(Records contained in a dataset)

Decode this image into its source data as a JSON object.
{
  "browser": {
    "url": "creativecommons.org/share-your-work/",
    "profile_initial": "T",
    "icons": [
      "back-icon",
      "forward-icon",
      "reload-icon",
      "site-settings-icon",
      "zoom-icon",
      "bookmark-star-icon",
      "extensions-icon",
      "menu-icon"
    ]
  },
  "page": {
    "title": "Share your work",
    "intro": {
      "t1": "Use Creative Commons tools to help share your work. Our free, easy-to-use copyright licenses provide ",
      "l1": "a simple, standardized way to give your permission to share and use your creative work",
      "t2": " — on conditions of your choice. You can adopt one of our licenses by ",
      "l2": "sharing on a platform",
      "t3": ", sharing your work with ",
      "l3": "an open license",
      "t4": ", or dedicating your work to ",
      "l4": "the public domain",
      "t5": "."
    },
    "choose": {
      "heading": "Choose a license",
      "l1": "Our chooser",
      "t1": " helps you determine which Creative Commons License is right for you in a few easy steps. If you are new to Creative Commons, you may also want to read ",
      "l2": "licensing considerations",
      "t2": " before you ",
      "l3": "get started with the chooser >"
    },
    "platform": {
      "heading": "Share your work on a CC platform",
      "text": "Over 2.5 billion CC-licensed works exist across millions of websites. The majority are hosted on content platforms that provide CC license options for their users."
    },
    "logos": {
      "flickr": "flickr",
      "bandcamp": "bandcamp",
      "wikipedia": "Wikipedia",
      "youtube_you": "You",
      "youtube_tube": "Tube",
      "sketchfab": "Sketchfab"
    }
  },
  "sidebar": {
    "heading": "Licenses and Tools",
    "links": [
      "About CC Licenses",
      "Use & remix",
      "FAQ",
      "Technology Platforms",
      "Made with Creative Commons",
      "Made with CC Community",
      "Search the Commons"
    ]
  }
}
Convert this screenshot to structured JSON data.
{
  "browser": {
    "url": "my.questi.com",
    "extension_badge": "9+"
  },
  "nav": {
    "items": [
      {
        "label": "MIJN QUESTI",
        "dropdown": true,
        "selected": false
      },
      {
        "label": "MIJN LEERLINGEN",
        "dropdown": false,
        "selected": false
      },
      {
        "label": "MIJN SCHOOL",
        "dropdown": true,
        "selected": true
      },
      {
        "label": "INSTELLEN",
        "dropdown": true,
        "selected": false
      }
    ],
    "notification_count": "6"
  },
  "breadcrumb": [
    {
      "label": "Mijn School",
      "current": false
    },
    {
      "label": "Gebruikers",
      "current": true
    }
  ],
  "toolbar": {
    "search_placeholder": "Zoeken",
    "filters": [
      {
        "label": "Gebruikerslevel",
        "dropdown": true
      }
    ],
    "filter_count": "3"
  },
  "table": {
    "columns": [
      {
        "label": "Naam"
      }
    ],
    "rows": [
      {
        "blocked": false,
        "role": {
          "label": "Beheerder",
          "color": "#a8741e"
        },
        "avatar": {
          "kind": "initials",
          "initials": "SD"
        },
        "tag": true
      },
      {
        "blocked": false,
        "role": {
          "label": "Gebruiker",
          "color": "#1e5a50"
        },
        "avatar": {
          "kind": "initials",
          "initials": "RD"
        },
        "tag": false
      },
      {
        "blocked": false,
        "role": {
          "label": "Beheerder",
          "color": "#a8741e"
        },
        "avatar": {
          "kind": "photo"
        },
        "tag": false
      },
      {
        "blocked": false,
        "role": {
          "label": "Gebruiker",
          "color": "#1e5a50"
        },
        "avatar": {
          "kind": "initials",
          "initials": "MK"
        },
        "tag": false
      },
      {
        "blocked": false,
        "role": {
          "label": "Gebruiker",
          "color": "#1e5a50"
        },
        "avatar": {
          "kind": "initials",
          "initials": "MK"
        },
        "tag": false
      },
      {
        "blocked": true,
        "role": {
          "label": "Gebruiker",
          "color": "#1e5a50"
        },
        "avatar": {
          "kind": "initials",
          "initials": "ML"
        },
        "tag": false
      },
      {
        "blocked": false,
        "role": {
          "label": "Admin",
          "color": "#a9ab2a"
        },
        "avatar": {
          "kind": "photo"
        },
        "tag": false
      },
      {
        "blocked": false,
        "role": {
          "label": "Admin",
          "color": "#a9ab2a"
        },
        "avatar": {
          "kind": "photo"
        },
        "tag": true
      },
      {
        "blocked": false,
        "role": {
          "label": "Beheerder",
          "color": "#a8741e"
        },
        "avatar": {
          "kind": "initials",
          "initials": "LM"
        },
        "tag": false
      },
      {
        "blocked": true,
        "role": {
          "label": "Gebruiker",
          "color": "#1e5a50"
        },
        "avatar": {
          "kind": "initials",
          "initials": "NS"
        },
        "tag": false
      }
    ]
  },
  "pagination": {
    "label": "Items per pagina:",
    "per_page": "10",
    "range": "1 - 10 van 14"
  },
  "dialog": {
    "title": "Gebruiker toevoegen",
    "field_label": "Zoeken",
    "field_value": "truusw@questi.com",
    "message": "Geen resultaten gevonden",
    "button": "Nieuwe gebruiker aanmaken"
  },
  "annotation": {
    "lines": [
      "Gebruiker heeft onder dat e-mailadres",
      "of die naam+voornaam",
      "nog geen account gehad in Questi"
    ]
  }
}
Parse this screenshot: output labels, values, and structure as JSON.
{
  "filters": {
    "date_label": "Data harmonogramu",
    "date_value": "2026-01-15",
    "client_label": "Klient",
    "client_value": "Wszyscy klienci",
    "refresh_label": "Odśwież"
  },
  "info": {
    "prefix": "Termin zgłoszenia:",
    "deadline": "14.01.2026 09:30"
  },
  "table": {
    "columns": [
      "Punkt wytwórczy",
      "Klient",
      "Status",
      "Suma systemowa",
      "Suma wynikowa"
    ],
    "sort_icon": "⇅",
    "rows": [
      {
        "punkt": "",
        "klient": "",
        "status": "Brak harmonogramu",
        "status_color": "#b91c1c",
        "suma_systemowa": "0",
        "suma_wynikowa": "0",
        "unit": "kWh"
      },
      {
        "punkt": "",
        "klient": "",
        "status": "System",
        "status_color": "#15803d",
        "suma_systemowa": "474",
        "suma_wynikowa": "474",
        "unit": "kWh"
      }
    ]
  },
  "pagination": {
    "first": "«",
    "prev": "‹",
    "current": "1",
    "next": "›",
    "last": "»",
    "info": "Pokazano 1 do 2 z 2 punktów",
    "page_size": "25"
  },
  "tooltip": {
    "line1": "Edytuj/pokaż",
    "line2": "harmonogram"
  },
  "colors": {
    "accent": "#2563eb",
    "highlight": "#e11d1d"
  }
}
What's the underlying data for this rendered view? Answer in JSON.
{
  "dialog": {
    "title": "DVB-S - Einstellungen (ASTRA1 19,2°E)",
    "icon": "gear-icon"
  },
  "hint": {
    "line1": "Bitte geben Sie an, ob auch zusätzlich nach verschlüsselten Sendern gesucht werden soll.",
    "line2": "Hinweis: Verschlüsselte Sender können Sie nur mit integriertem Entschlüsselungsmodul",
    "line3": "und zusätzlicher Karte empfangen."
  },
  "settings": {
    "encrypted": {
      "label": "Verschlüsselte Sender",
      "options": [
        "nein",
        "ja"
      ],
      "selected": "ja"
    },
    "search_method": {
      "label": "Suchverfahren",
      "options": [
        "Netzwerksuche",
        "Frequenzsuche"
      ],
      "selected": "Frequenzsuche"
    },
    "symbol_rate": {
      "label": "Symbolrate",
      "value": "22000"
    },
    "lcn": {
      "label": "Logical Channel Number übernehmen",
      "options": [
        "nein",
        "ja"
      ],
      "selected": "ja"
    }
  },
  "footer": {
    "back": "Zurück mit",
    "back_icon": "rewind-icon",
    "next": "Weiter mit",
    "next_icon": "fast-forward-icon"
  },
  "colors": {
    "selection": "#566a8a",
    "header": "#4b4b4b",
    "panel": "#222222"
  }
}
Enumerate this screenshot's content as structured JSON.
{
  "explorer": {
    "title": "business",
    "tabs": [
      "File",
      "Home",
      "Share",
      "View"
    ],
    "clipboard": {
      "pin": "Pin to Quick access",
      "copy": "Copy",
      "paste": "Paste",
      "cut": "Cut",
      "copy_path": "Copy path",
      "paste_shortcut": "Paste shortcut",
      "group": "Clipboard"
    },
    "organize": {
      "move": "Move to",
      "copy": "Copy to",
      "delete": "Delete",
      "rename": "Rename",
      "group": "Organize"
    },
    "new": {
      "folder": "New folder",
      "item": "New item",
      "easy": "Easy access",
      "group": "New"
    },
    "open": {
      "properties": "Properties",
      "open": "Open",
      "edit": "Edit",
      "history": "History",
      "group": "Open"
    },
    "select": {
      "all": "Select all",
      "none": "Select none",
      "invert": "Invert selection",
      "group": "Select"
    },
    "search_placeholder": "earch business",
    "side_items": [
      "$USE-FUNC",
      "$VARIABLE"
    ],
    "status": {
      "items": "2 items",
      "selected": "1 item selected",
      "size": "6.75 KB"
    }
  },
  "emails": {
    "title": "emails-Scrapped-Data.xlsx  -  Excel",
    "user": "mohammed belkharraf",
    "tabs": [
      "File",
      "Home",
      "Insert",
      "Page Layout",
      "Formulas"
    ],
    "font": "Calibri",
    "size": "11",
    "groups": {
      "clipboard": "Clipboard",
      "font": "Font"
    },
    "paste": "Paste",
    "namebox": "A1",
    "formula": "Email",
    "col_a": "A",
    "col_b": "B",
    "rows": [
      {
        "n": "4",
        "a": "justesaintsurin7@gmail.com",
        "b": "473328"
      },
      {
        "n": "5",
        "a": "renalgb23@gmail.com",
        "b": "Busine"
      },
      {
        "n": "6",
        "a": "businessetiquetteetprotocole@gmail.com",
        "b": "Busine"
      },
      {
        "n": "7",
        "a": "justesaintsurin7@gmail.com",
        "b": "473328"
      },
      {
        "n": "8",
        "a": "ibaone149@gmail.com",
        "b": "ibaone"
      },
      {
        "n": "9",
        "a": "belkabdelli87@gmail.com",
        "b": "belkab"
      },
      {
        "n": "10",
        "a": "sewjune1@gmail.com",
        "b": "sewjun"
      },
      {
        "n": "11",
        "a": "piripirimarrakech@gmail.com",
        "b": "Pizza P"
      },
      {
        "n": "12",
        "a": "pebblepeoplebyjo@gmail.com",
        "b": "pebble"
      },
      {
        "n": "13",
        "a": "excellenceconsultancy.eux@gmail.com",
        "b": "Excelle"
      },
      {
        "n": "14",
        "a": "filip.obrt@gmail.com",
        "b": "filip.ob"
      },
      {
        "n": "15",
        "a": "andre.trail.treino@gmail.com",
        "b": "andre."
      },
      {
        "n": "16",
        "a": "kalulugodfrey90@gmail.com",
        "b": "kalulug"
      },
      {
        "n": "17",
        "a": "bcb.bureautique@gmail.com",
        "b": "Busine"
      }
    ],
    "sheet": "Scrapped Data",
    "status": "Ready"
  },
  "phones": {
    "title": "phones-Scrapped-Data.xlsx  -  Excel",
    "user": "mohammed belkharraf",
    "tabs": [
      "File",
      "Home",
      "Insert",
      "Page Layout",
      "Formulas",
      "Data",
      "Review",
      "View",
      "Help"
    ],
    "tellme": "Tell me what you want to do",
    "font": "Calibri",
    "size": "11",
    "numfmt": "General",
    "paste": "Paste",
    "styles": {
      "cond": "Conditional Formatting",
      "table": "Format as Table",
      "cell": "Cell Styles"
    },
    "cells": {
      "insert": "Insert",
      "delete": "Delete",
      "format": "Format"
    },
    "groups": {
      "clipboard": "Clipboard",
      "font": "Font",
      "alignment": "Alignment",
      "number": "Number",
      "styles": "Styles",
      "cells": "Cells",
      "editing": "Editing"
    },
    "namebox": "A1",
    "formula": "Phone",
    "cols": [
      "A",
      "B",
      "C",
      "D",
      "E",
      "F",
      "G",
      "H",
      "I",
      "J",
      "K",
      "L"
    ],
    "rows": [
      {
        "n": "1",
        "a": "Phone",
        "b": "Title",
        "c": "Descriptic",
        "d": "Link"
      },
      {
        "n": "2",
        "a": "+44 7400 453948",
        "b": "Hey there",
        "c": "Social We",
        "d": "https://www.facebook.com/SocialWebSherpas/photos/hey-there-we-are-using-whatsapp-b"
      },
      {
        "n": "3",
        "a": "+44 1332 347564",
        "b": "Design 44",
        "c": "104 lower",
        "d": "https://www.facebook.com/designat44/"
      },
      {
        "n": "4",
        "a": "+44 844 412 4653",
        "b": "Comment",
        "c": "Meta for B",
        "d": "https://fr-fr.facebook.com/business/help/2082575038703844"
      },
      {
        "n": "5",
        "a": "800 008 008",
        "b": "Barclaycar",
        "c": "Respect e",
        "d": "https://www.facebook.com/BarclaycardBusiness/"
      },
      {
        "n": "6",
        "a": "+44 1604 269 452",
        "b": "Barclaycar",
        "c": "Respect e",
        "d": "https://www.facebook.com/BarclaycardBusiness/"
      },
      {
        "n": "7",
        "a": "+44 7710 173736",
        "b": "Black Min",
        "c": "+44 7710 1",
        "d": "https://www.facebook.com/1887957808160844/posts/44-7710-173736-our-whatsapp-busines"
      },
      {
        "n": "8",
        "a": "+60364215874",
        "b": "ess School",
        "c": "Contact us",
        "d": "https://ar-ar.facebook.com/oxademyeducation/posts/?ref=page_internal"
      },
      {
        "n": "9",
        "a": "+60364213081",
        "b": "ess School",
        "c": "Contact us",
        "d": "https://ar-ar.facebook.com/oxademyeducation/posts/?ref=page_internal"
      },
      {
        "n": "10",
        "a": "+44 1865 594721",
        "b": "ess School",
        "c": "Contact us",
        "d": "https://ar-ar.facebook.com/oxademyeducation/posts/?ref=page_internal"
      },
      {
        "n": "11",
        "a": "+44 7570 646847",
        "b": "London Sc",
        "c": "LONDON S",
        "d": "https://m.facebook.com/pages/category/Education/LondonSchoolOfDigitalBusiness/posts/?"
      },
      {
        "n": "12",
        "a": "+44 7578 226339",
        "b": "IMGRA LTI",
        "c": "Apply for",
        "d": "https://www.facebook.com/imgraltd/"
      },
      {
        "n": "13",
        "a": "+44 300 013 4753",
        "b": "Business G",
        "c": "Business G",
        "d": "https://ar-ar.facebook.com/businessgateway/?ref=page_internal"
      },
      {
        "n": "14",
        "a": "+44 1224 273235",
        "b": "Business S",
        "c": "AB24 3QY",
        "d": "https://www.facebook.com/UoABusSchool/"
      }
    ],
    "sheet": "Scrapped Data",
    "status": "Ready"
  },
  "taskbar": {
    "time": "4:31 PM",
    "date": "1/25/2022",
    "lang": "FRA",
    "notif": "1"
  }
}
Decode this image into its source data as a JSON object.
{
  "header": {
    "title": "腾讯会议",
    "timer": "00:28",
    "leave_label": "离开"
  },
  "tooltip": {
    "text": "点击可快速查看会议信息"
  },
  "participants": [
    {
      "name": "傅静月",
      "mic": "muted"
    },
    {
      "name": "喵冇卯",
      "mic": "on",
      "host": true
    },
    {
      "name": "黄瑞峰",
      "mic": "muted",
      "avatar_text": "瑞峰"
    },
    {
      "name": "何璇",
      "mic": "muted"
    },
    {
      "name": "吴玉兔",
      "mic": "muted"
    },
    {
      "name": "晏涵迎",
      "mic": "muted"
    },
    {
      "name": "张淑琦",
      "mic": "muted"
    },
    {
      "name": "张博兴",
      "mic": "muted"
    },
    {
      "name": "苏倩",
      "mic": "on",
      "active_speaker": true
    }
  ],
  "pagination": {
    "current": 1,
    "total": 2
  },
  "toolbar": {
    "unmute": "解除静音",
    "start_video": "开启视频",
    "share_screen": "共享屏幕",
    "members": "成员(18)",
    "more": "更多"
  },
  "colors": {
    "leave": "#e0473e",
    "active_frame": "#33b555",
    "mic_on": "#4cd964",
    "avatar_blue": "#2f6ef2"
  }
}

== Task details ==
Look through the entries above. Extract each line with the word "andre".

== The reply ==
        "a": "andre.trail.treino@gmail.com",
        "b": "andre."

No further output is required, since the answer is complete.